Dataset rows about figures
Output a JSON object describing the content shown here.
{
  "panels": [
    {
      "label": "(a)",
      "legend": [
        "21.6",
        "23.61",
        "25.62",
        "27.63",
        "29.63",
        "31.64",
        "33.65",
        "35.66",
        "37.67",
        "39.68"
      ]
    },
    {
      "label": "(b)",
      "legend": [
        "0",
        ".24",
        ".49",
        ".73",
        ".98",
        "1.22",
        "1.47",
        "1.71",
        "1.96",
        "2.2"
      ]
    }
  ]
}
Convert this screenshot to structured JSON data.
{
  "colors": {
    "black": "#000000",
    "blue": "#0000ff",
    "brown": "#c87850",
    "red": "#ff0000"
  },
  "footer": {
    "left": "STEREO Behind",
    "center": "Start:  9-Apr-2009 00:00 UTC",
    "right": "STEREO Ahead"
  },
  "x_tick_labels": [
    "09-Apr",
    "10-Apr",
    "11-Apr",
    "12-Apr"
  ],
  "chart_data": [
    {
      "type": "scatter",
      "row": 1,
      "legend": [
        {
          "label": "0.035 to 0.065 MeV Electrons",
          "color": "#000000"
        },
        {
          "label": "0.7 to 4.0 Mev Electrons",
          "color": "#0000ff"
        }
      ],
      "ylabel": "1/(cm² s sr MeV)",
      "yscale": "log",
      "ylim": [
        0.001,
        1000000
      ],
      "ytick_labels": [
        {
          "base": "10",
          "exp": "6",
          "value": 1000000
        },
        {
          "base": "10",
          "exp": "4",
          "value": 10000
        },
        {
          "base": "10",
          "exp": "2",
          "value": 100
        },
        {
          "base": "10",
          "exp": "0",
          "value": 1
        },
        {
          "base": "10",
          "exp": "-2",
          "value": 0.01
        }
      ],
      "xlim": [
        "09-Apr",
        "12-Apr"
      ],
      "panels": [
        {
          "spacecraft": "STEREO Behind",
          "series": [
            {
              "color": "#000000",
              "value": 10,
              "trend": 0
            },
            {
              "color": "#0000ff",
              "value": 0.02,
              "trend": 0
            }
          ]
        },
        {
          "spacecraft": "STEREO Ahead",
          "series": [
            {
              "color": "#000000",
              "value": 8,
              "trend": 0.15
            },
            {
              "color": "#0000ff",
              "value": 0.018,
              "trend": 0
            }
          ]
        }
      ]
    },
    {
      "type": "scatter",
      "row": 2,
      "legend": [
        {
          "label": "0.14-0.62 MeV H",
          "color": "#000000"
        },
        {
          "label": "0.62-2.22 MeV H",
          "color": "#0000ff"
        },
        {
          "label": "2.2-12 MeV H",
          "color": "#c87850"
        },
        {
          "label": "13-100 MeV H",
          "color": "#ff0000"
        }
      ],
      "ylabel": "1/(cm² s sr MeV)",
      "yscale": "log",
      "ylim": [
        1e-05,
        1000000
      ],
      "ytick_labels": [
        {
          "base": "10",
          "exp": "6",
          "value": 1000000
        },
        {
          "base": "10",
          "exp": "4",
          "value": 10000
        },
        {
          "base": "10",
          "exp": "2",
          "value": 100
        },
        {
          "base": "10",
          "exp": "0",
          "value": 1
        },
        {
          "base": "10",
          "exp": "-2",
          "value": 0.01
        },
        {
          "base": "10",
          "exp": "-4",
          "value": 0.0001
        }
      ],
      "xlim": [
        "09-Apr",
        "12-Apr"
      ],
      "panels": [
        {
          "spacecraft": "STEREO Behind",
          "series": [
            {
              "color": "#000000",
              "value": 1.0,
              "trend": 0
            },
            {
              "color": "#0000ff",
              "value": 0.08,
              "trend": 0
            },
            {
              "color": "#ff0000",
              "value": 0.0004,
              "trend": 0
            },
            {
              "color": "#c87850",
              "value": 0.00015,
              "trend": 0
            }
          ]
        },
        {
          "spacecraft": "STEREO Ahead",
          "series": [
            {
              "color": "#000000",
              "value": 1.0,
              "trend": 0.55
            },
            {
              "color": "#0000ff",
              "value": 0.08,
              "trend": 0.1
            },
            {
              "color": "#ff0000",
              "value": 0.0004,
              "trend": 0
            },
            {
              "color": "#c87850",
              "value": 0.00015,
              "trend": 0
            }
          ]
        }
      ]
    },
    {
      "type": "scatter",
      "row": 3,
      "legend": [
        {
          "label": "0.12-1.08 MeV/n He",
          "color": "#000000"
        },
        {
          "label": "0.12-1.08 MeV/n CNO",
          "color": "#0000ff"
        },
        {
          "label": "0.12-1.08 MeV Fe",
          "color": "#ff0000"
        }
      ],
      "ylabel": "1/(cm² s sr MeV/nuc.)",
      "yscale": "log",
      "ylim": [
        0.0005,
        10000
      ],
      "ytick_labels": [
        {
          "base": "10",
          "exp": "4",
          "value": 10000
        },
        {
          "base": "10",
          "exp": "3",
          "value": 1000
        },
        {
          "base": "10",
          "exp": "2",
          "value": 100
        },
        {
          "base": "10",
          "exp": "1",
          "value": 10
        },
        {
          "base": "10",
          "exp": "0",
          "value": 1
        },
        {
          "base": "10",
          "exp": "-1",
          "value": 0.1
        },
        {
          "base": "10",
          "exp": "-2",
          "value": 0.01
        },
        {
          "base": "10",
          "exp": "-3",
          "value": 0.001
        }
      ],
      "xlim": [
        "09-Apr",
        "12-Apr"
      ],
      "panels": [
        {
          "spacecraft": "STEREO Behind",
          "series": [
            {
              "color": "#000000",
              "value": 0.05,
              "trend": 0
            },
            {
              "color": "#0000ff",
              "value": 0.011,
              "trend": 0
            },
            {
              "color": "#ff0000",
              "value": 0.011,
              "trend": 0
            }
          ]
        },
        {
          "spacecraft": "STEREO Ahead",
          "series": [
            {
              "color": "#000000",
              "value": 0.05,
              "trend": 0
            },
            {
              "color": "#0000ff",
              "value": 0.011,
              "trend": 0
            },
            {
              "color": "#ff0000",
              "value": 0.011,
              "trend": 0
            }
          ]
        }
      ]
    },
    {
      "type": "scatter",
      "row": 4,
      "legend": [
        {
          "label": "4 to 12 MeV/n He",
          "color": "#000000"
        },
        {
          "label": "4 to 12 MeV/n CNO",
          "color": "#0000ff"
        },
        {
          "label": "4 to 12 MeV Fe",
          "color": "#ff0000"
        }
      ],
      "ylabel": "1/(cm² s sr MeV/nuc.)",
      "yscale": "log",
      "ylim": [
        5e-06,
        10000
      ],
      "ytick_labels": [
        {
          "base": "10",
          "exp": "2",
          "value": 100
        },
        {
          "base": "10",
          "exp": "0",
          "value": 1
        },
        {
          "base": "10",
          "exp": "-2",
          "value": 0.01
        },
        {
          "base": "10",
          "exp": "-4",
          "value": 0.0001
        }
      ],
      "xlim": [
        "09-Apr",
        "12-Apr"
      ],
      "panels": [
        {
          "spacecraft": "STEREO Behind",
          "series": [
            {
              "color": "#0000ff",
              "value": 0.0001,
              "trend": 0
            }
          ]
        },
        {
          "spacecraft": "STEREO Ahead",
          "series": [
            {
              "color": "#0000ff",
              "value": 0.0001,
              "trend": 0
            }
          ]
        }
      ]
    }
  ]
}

• **Exercise prompt**: Extract all of the data shown above without alteration.

• **Worked answer**:
Output a JSON object describing the content shown here.
{
  "panels": [
    {
      "label": "(a)",
      "legend": [
        "21.6",
        "23.61",
        "25.62",
        "27.63",
        "29.63",
        "31.64",
        "33.65",
        "35.66",
        "37.67",
        "39.68"
      ]
    },
    {
      "label": "(b)",
      "legend": [
        "0",
        ".24",
        ".49",
        ".73",
        ".98",
        "1.22",
        "1.47",
        "1.71",
        "1.96",
        "2.2"
      ]
    }
  ]
}
Convert this screenshot to structured JSON data.
{
  "colors": {
    "black": "#000000",
    "blue": "#0000ff",
    "brown": "#c87850",
    "red": "#ff0000"
  },
  "footer": {
    "left": "STEREO Behind",
    "center": "Start:  9-Apr-2009 00:00 UTC",
    "right": "STEREO Ahead"
  },
  "x_tick_labels": [
    "09-Apr",
    "10-Apr",
    "11-Apr",
    "12-Apr"
  ],
  "chart_data": [
    {
      "type": "scatter",
      "row": 1,
      "legend": [
        {
          "label": "0.035 to 0.065 MeV Electrons",
          "color": "#000000"
        },
        {
          "label": "0.7 to 4.0 Mev Electrons",
          "color": "#0000ff"
        }
      ],
      "ylabel": "1/(cm² s sr MeV)",
      "yscale": "log",
      "ylim": [
        0.001,
        1000000
      ],
      "ytick_labels": [
        {
          "base": "10",
          "exp": "6",
          "value": 1000000
        },
        {
          "base": "10",
          "exp": "4",
          "value": 10000
        },
        {
          "base": "10",
          "exp": "2",
          "value": 100
        },
        {
          "base": "10",
          "exp": "0",
          "value": 1
        },
        {
          "base": "10",
          "exp": "-2",
          "value": 0.01
        }
      ],
      "xlim": [
        "09-Apr",
        "12-Apr"
      ],
      "panels": [
        {
          "spacecraft": "STEREO Behind",
          "series": [
            {
              "color": "#000000",
              "value": 10,
              "trend": 0
            },
            {
              "color": "#0000ff",
              "value": 0.02,
              "trend": 0
            }
          ]
        },
        {
          "spacecraft": "STEREO Ahead",
          "series": [
            {
              "color": "#000000",
              "value": 8,
              "trend": 0.15
            },
            {
              "color": "#0000ff",
              "value": 0.018,
              "trend": 0
            }
          ]
        }
      ]
    },
    {
      "type": "scatter",
      "row": 2,
      "legend": [
        {
          "label": "0.14-0.62 MeV H",
          "color": "#000000"
        },
        {
          "label": "0.62-2.22 MeV H",
          "color": "#0000ff"
        },
        {
          "label": "2.2-12 MeV H",
          "color": "#c87850"
        },
        {
          "label": "13-100 MeV H",
          "color": "#ff0000"
        }
      ],
      "ylabel": "1/(cm² s sr MeV)",
      "yscale": "log",
      "ylim": [
        1e-05,
        1000000
      ],
      "ytick_labels": [
        {
          "base": "10",
          "exp": "6",
          "value": 1000000
        },
        {
          "base": "10",
          "exp": "4",
          "value": 10000
        },
        {
          "base": "10",
          "exp": "2",
          "value": 100
        },
        {
          "base": "10",
          "exp": "0",
          "value": 1
        },
        {
          "base": "10",
          "exp": "-2",
          "value": 0.01
        },
        {
          "base": "10",
          "exp": "-4",
          "value": 0.0001
        }
      ],
      "xlim": [
        "09-Apr",
        "12-Apr"
      ],
      "panels": [
        {
          "spacecraft": "STEREO Behind",
          "series": [
            {
              "color": "#000000",
              "value": 1.0,
              "trend": 0
            },
            {
              "color": "#0000ff",
              "value": 0.08,
              "trend": 0
            },
            {
              "color": "#ff0000",
              "value": 0.0004,
              "trend": 0
            },
            {
              "color": "#c87850",
              "value": 0.00015,
              "trend": 0
            }
          ]
        },
        {
          "spacecraft": "STEREO Ahead",
          "series": [
            {
              "color": "#000000",
              "value": 1.0,
              "trend": 0.55
            },
            {
              "color": "#0000ff",
              "value": 0.08,
              "trend": 0.1
            },
            {
              "color": "#ff0000",
              "value": 0.0004,
              "trend": 0
            },
            {
              "color": "#c87850",
              "value": 0.00015,
              "trend": 0
            }
          ]
        }
      ]
    },
    {
      "type": "scatter",
      "row": 3,
      "legend": [
        {
          "label": "0.12-1.08 MeV/n He",
          "color": "#000000"
        },
        {
          "label": "0.12-1.08 MeV/n CNO",
          "color": "#0000ff"
        },
        {
          "label": "0.12-1.08 MeV Fe",
          "color": "#ff0000"
        }
      ],
      "ylabel": "1/(cm² s sr MeV/nuc.)",
      "yscale": "log",
      "ylim": [
        0.0005,
        10000
      ],
      "ytick_labels": [
        {
          "base": "10",
          "exp": "4",
          "value": 10000
        },
        {
          "base": "10",
          "exp": "3",
          "value": 1000
        },
        {
          "base": "10",
          "exp": "2",
          "value": 100
        },
        {
          "base": "10",
          "exp": "1",
          "value": 10
        },
        {
          "base": "10",
          "exp": "0",
          "value": 1
        },
        {
          "base": "10",
          "exp": "-1",
          "value": 0.1
        },
        {
          "base": "10",
          "exp": "-2",
          "value": 0.01
        },
        {
          "base": "10",
          "exp": "-3",
          "value": 0.001
        }
      ],
      "xlim": [
        "09-Apr",
        "12-Apr"
      ],
      "panels": [
        {
          "spacecraft": "STEREO Behind",
          "series": [
            {
              "color": "#000000",
              "value": 0.05,
              "trend": 0
            },
            {
              "color": "#0000ff",
              "value": 0.011,
              "trend": 0
            },
            {
              "color": "#ff0000",
              "value": 0.011,
              "trend": 0
            }
          ]
        },
        {
          "spacecraft": "STEREO Ahead",
          "series": [
            {
              "color": "#000000",
              "value": 0.05,
              "trend": 0
            },
            {
              "color": "#0000ff",
              "value": 0.011,
              "trend": 0
            },
            {
              "color": "#ff0000",
              "value": 0.011,
              "trend": 0
            }
          ]
        }
      ]
    },
    {
      "type": "scatter",
      "row": 4,
      "legend": [
        {
          "label": "4 to 12 MeV/n He",
          "color": "#000000"
        },
        {
          "label": "4 to 12 MeV/n CNO",
          "color": "#0000ff"
        },
        {
          "label": "4 to 12 MeV Fe",
          "color": "#ff0000"
        }
      ],
      "ylabel": "1/(cm² s sr MeV/nuc.)",
      "yscale": "log",
      "ylim": [
        5e-06,
        10000
      ],
      "ytick_labels": [
        {
          "base": "10",
          "exp": "2",
          "value": 100
        },
        {
          "base": "10",
          "exp": "0",
          "value": 1
        },
        {
          "base": "10",
          "exp": "-2",
          "value": 0.01
        },
        {
          "base": "10",
          "exp": "-4",
          "value": 0.0001
        }
      ],
      "xlim": [
        "09-Apr",
        "12-Apr"
      ],
      "panels": [
        {
          "spacecraft": "STEREO Behind",
          "series": [
            {
              "color": "#0000ff",
              "value": 0.0001,
              "trend": 0
            }
          ]
        },
        {
          "spacecraft": "STEREO Ahead",
          "series": [
            {
              "color": "#0000ff",
              "value": 0.0001,
              "trend": 0
            }
          ]
        }
      ]
    }
  ]
}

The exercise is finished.